==== RAW RECORDS ====
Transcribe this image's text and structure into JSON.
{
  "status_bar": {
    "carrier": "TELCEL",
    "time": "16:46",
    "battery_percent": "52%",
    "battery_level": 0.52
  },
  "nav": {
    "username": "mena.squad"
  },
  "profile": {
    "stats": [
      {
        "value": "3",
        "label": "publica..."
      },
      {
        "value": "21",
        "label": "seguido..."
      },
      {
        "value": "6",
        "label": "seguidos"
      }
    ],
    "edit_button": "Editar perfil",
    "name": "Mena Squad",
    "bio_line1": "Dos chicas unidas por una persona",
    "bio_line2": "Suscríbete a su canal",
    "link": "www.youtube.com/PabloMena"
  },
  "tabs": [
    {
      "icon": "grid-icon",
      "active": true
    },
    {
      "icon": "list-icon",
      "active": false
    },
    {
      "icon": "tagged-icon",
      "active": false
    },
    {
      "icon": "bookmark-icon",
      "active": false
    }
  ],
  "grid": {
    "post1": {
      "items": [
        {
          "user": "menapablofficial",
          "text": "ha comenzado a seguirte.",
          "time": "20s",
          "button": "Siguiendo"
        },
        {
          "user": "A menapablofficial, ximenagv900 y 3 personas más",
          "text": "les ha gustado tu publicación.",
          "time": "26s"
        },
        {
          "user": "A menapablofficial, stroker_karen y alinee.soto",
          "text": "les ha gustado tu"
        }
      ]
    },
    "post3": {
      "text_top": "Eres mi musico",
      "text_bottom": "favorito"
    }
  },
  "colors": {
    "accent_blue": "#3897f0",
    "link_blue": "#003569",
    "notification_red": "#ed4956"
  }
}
====
*EXERCISE REQUIREMENTS:* Extract the complete data, matching each line exactly.

*THE ANSWER:*
Transcribe this image's text and structure into JSON.
{
  "status_bar": {
    "carrier": "TELCEL",
    "time": "16:46",
    "battery_percent": "52%",
    "battery_level": 0.52
  },
  "nav": {
    "username": "mena.squad"
  },
  "profile": {
    "stats": [
      {
        "value": "3",
        "label": "publica..."
      },
      {
        "value": "21",
        "label": "seguido..."
      },
      {
        "value": "6",
        "label": "seguidos"
      }
    ],
    "edit_button": "Editar perfil",
    "name": "Mena Squad",
    "bio_line1": "Dos chicas unidas por una persona",
    "bio_line2": "Suscríbete a su canal",
    "link": "www.youtube.com/PabloMena"
  },
  "tabs": [
    {
      "icon": "grid-icon",
      "active": true
    },
    {
      "icon": "list-icon",
      "active": false
    },
    {
      "icon": "tagged-icon",
      "active": false
    },
    {
      "icon": "bookmark-icon",
      "active": false
    }
  ],
  "grid": {
    "post1": {
      "items": [
        {
          "user": "menapablofficial",
          "text": "ha comenzado a seguirte.",
          "time": "20s",
          "button": "Siguiendo"
        },
        {
          "user": "A menapablofficial, ximenagv900 y 3 personas más",
          "text": "les ha gustado tu publicación.",
          "time": "26s"
        },
        {
          "user": "A menapablofficial, stroker_karen y alinee.soto",
          "text": "les ha gustado tu"
        }
      ]
    },
    "post3": {
      "text_top": "Eres mi musico",
      "text_bottom": "favorito"
    }
  },
  "colors": {
    "accent_blue": "#3897f0",
    "link_blue": "#003569",
    "notification_red": "#ed4956"
  }
}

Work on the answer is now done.